EXTRACTED RECORDS:
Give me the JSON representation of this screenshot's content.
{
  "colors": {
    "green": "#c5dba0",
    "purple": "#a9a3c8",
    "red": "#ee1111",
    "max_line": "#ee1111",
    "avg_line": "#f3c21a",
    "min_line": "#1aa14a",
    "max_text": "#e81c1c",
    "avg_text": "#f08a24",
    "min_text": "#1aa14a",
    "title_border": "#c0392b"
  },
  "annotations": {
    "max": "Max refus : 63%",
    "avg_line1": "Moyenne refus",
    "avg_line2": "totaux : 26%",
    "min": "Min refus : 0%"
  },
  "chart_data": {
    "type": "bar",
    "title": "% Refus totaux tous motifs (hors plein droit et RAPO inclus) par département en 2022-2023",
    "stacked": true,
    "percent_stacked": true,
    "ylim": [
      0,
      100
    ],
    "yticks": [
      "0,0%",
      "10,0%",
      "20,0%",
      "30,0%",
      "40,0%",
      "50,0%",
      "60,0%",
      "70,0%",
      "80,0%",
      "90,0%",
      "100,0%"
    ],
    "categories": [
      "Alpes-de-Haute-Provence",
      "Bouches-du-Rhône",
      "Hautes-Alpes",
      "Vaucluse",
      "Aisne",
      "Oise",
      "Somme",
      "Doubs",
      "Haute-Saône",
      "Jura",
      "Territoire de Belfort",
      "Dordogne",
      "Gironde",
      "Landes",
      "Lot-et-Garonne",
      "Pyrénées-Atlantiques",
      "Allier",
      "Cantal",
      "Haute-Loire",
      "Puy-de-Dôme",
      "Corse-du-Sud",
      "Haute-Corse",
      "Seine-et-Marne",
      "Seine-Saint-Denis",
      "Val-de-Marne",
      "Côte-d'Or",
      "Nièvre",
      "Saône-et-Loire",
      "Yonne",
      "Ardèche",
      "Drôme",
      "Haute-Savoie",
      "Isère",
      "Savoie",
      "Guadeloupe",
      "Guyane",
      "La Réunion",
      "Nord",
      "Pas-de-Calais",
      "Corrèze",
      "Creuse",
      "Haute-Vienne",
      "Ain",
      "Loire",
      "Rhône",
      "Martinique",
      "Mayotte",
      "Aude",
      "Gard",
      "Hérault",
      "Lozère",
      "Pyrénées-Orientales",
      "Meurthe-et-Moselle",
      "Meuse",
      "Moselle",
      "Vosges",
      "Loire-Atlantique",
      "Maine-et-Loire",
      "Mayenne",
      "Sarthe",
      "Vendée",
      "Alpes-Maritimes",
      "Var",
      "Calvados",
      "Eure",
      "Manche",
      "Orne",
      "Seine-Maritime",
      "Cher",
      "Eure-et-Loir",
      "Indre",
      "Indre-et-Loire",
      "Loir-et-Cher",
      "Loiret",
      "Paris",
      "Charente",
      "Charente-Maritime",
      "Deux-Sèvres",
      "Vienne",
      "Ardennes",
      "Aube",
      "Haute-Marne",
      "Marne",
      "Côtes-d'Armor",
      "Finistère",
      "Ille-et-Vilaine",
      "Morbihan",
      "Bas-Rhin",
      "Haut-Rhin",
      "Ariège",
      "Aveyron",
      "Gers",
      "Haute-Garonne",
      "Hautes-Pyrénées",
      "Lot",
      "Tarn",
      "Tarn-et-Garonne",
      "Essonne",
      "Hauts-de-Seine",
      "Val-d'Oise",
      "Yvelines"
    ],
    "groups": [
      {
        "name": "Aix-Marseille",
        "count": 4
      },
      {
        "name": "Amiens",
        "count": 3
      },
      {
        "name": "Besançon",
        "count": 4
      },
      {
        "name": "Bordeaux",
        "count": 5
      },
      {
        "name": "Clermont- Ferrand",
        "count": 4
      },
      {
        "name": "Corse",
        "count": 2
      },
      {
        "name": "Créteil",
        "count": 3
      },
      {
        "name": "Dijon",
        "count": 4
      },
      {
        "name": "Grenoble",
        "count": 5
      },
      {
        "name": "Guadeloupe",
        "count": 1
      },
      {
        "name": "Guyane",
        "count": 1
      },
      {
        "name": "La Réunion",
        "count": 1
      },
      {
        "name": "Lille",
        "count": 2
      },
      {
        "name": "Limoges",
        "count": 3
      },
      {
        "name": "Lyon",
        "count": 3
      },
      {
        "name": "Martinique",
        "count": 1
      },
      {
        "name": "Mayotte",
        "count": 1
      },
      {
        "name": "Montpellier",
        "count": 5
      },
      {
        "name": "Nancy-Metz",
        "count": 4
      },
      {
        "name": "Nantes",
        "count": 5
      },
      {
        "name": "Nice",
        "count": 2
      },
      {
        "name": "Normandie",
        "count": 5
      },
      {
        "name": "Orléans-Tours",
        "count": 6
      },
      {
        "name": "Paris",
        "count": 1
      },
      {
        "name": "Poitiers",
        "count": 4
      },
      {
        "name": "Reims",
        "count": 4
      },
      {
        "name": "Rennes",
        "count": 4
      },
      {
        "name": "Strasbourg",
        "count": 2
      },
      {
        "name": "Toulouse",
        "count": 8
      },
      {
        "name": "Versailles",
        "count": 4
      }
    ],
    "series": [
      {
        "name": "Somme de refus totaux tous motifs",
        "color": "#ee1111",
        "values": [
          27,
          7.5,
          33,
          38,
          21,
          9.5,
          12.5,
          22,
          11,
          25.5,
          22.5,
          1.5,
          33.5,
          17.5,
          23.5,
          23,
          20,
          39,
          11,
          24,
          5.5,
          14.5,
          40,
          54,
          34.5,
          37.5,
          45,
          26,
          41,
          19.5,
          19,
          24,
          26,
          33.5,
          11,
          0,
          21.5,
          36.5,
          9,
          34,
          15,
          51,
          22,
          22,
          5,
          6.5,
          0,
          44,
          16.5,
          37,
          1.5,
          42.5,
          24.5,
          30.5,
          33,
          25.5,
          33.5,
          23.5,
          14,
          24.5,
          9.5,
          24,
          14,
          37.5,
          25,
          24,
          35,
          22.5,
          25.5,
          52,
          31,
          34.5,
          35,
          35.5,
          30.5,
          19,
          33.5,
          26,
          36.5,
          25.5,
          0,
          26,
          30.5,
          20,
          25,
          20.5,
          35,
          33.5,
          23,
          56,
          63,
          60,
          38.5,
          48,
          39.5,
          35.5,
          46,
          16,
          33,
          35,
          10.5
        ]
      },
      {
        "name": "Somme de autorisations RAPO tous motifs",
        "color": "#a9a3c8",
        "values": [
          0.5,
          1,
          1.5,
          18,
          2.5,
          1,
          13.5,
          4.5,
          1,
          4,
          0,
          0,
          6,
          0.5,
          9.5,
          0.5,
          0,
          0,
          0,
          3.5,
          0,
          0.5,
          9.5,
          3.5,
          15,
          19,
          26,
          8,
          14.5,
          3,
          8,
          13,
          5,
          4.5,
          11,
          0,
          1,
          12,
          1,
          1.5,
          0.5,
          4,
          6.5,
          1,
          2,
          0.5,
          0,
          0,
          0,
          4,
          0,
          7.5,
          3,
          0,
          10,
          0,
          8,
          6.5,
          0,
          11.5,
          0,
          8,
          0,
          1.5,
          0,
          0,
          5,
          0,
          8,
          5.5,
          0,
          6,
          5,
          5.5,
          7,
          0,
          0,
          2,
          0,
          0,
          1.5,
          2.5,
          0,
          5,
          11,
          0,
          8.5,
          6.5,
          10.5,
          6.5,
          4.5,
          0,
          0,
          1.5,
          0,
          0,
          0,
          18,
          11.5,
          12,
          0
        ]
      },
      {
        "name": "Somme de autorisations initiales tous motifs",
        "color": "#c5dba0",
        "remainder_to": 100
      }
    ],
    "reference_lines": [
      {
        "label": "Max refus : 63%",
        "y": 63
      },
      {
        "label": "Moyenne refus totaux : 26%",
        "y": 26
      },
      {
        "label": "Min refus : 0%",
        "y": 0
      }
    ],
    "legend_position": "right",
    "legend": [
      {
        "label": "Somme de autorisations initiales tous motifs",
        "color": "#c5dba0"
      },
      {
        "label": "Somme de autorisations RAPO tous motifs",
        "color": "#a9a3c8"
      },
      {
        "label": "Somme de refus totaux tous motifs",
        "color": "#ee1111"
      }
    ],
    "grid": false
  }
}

THE PROBLEM:
Lines containing the string "RAPO" are to be selected and copied.

FINISHED TASK:
    "title": "% Refus totaux tous motifs (hors plein droit et RAPO inclus) par département en 2022-2023",
        "name": "Somme de autorisations RAPO tous motifs",
        "label": "Somme de autorisations RAPO tous motifs",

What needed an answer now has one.